[Extracted data entries]
※

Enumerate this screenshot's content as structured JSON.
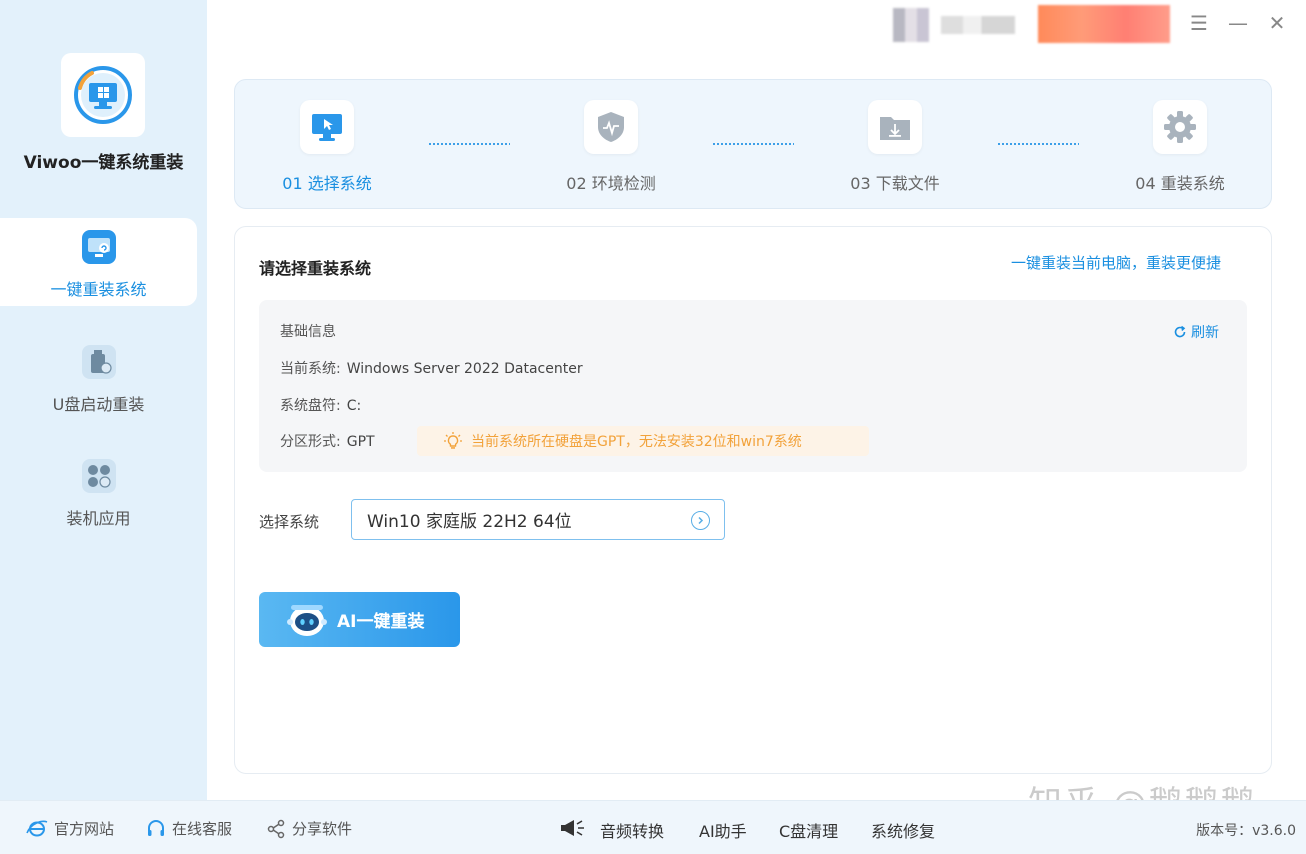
{
  "app": {
    "name": "Viwoo一键系统重装",
    "version": "版本号：v3.6.0",
    "watermark": "知乎 @鹅鹅鹅"
  },
  "sidebar": {
    "items": [
      {
        "label": "一键重装系统",
        "icon": "monitor-reinstall-icon",
        "active": true
      },
      {
        "label": "U盘启动重装",
        "icon": "usb-drive-icon",
        "active": false
      },
      {
        "label": "装机应用",
        "icon": "apps-icon",
        "active": false
      }
    ]
  },
  "window_controls": {
    "menu": "☰",
    "minimize": "—",
    "close": "✕"
  },
  "steps": [
    {
      "label": "01 选择系统",
      "icon": "monitor-cursor-icon",
      "active": true
    },
    {
      "label": "02 环境检测",
      "icon": "shield-pulse-icon",
      "active": false
    },
    {
      "label": "03 下载文件",
      "icon": "folder-download-icon",
      "active": false
    },
    {
      "label": "04 重装系统",
      "icon": "gear-icon",
      "active": false
    }
  ],
  "main": {
    "title": "请选择重装系统",
    "link": "一键重装当前电脑，重装更便捷",
    "info": {
      "heading": "基础信息",
      "refresh": "刷新",
      "rows": [
        {
          "label": "当前系统:",
          "value": "Windows Server 2022 Datacenter"
        },
        {
          "label": "系统盘符:",
          "value": "C:"
        },
        {
          "label": "分区形式:",
          "value": "GPT"
        }
      ],
      "warning": "当前系统所在硬盘是GPT，无法安装32位和win7系统"
    },
    "select_label": "选择系统",
    "select_value": "Win10 家庭版 22H2 64位",
    "ai_button": "AI一键重装"
  },
  "footer": {
    "left": [
      {
        "label": "官方网站",
        "icon": "ie-globe-icon"
      },
      {
        "label": "在线客服",
        "icon": "headset-icon"
      },
      {
        "label": "分享软件",
        "icon": "share-icon"
      }
    ],
    "tools": [
      "音频转换",
      "AI助手",
      "C盘清理",
      "系统修复"
    ],
    "tools_icon": "megaphone-icon"
  },
  "colors": {
    "accent": "#1a8fe0",
    "sidebar_bg": "#e3f1fb",
    "warning": "#f2a23a"
  }
}
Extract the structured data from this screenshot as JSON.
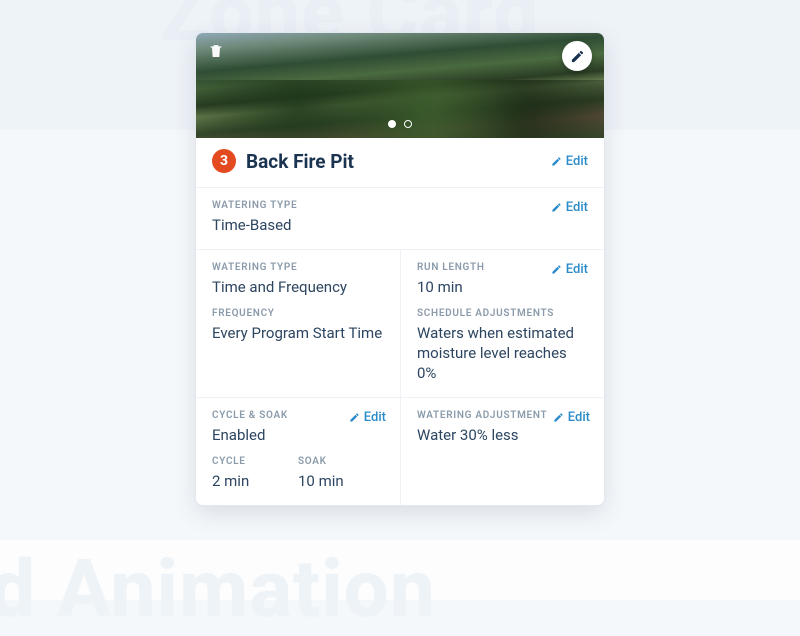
{
  "watermark": {
    "top": "Zone Card",
    "bottom": "rd Animation"
  },
  "zone": {
    "number": "3",
    "title": "Back Fire Pit"
  },
  "actions": {
    "edit": "Edit"
  },
  "sections": {
    "wateringType": {
      "label": "WATERING TYPE",
      "value": "Time-Based"
    },
    "schedule": {
      "left": {
        "typeLabel": "WATERING TYPE",
        "typeValue": "Time and Frequency",
        "freqLabel": "FREQUENCY",
        "freqValue": "Every Program Start Time"
      },
      "right": {
        "runLabel": "RUN LENGTH",
        "runValue": "10 min",
        "adjLabel": "SCHEDULE ADJUSTMENTS",
        "adjValue": "Waters when estimated moisture level reaches 0%"
      }
    },
    "cycleSoak": {
      "label": "CYCLE & SOAK",
      "value": "Enabled",
      "cycleLabel": "CYCLE",
      "cycleValue": "2 min",
      "soakLabel": "SOAK",
      "soakValue": "10 min"
    },
    "adjustment": {
      "label": "WATERING ADJUSTMENT",
      "value": "Water 30% less"
    }
  }
}
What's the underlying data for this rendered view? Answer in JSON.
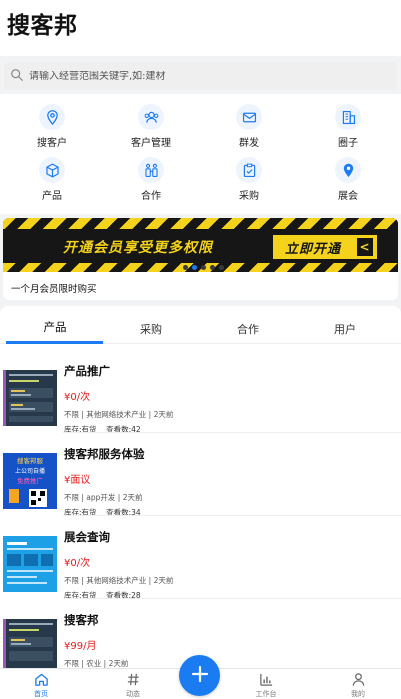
{
  "app": {
    "title": "搜客邦"
  },
  "search": {
    "placeholder": "请输入经营范围关键字,如:建材"
  },
  "grid": [
    {
      "label": "搜客户",
      "icon": "location-pin-outline-icon"
    },
    {
      "label": "客户管理",
      "icon": "users-icon"
    },
    {
      "label": "群发",
      "icon": "mail-icon"
    },
    {
      "label": "圈子",
      "icon": "building-icon"
    },
    {
      "label": "产品",
      "icon": "box-icon"
    },
    {
      "label": "合作",
      "icon": "partners-icon"
    },
    {
      "label": "采购",
      "icon": "clipboard-check-icon"
    },
    {
      "label": "展会",
      "icon": "location-pin-filled-icon"
    }
  ],
  "banner": {
    "text": "开通会员享受更多权限",
    "button": "立即开通",
    "arrow": "<",
    "caption": "一个月会员限时购买"
  },
  "tabs": [
    "产品",
    "采购",
    "合作",
    "用户"
  ],
  "products": [
    {
      "title": "产品推广",
      "price": "¥0/次",
      "meta": "不限 | 其他网络技术产业 | 2天前",
      "stock": "库存:有货",
      "views": "查看数:42"
    },
    {
      "title": "搜客邦服务体验",
      "price": "¥面议",
      "meta": "不限 | app开发 | 2天前",
      "stock": "库存:有货",
      "views": "查看数:34"
    },
    {
      "title": "展会查询",
      "price": "¥0/次",
      "meta": "不限 | 其他网络技术产业 | 2天前",
      "stock": "库存:有货",
      "views": "查看数:28"
    },
    {
      "title": "搜客邦",
      "price": "¥99/月",
      "meta": "不限 | 农业 | 2天前",
      "stock": "",
      "views": ""
    }
  ],
  "thumb2": {
    "line1": "搜客邦服",
    "line2": "上公司自播",
    "line3": "免费推广"
  },
  "tabbar": [
    {
      "label": "首页",
      "icon": "home-icon"
    },
    {
      "label": "动态",
      "icon": "hash-icon"
    },
    {
      "label": "工作台",
      "icon": "bar-chart-icon"
    },
    {
      "label": "我的",
      "icon": "user-icon"
    }
  ],
  "colors": {
    "accent": "#1a7cf0",
    "price": "#e61b1b",
    "banner_yellow": "#f5d21b"
  }
}
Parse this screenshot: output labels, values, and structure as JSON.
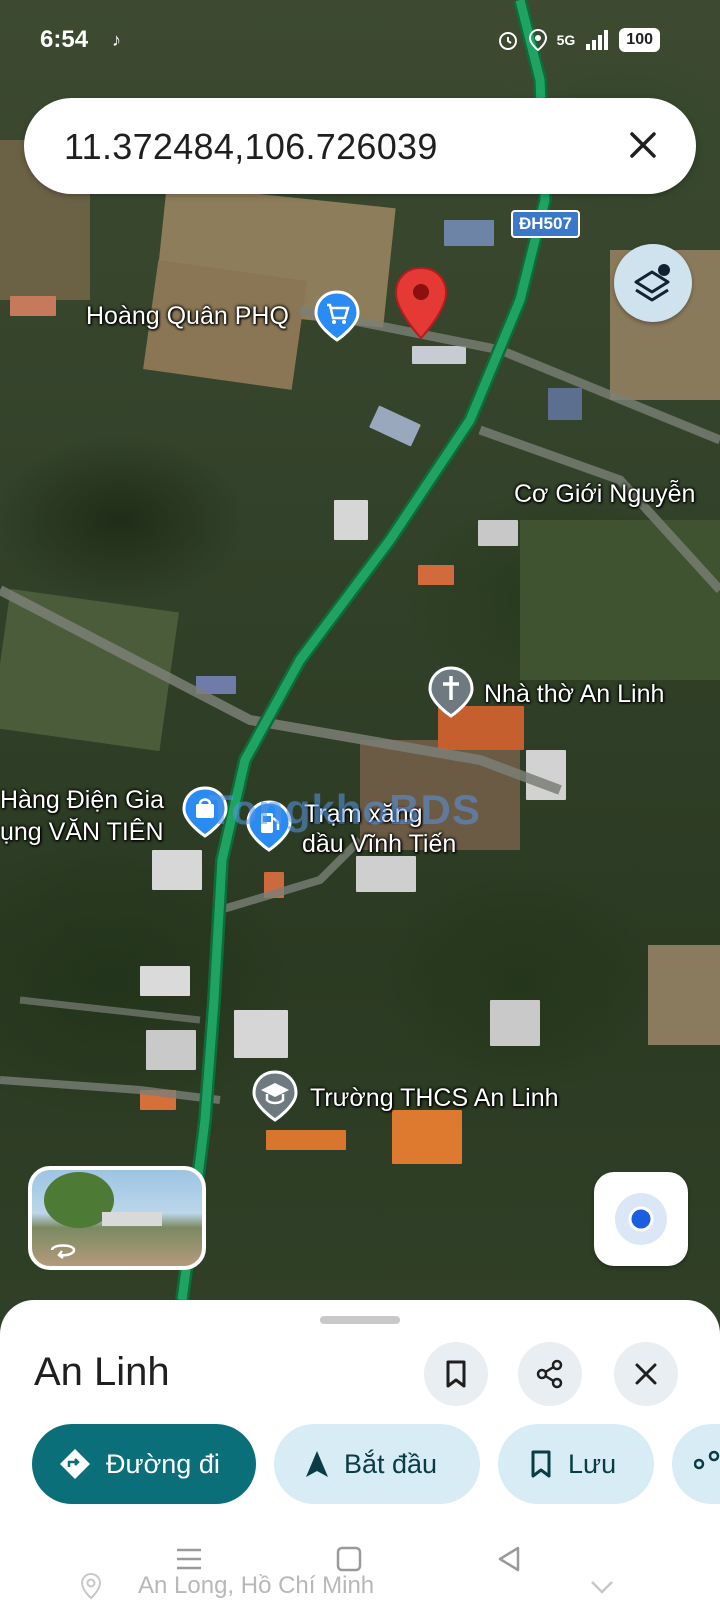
{
  "status_bar": {
    "time": "6:54",
    "network": "5G",
    "battery": "100",
    "icons": [
      "tiktok-icon",
      "alarm-icon",
      "location-icon",
      "signal-icon",
      "battery-icon"
    ]
  },
  "search": {
    "query": "11.372484,106.726039",
    "clear_icon": "close-icon"
  },
  "map": {
    "road_badge": "ĐH507",
    "labels": {
      "hoang_quan": "Hoàng Quân PHQ",
      "co_gioi": "Cơ Giới Nguyễn",
      "nha_tho": "Nhà thờ An Linh",
      "hang_dien_line1": "Hàng Điện Gia",
      "hang_dien_line2": "ụng VĂN TIÊN",
      "tram_xang_line1": "Trạm xăng",
      "tram_xang_line2": "dầu Vĩnh Tiến",
      "truong": "Trường THCS An Linh"
    },
    "watermark": "TongkhoBDS",
    "colors": {
      "pin": "#e53935",
      "route": "#1ea362",
      "poi_blue": "#2a8bf2",
      "poi_gray": "#6e7a80"
    }
  },
  "sheet": {
    "title": "An Linh",
    "actions": {
      "directions": "Đường đi",
      "start": "Bắt đầu",
      "save": "Lưu"
    },
    "peek_text": "An Long, Hồ Chí Minh"
  },
  "theme": {
    "primary": "#0b6f7a",
    "chip_secondary": "#d7ecf4",
    "icon_button_bg": "#e9eef3"
  }
}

※

_Work required_
In the entries above, find every line holding the word "labels" and copy it out.

_Solution for this problem_
Parse this screenshot: output labels, values, and structure as JSON.
    "labels": {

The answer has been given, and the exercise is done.